=== Data rows ===

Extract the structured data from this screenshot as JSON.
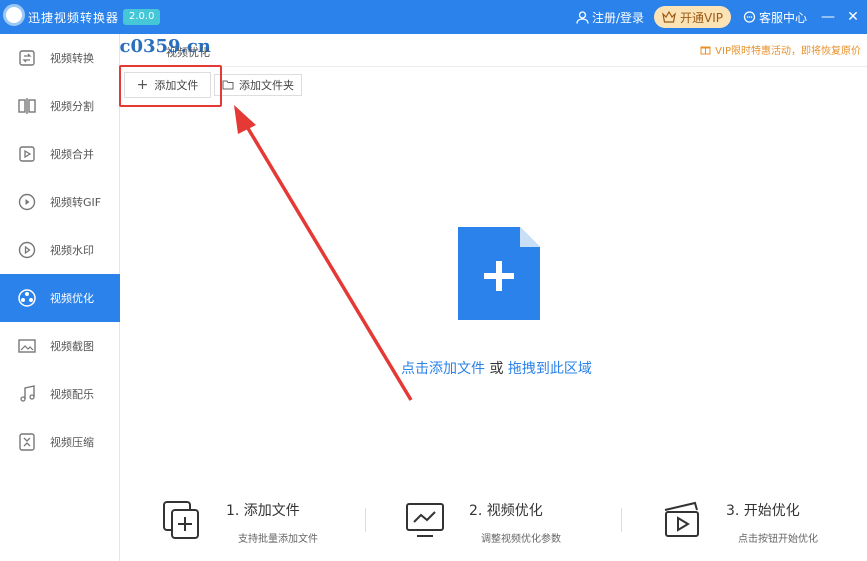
{
  "titlebar": {
    "app_title": "迅捷视频转换器",
    "version_badge": "2.0.0",
    "login": "注册/登录",
    "vip_button": "开通VIP",
    "support": "客服中心",
    "minimize": "—",
    "close": "✕"
  },
  "watermark": "www.pc0359.cn",
  "header": {
    "page_title": "视频优化",
    "promo": "VIP限时特惠活动，即将恢复原价"
  },
  "sidebar": {
    "items": [
      {
        "label": "视频转换",
        "icon": "convert-icon"
      },
      {
        "label": "视频分割",
        "icon": "split-icon"
      },
      {
        "label": "视频合并",
        "icon": "merge-icon"
      },
      {
        "label": "视频转GIF",
        "icon": "gif-icon"
      },
      {
        "label": "视频水印",
        "icon": "watermark-icon"
      },
      {
        "label": "视频优化",
        "icon": "optimize-icon",
        "active": true
      },
      {
        "label": "视频截图",
        "icon": "screenshot-icon"
      },
      {
        "label": "视频配乐",
        "icon": "music-icon"
      },
      {
        "label": "视频压缩",
        "icon": "compress-icon"
      }
    ]
  },
  "toolbar": {
    "add_file": "添加文件",
    "add_folder": "添加文件夹"
  },
  "dropzone": {
    "link1": "点击添加文件",
    "or": " 或 ",
    "link2": "拖拽到此区域"
  },
  "steps": [
    {
      "title": "1. 添加文件",
      "desc": "支持批量添加文件"
    },
    {
      "title": "2. 视频优化",
      "desc": "调整视频优化参数"
    },
    {
      "title": "3. 开始优化",
      "desc": "点击按钮开始优化"
    }
  ],
  "colors": {
    "primary": "#2b82ea",
    "highlight": "#e53935",
    "vip_bg": "#fbe3b5",
    "promo": "#e8912b"
  }
}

===

— The task —
Tell how many lines in the material above include the word "desc", giving the number only.

— Exercise solution —
3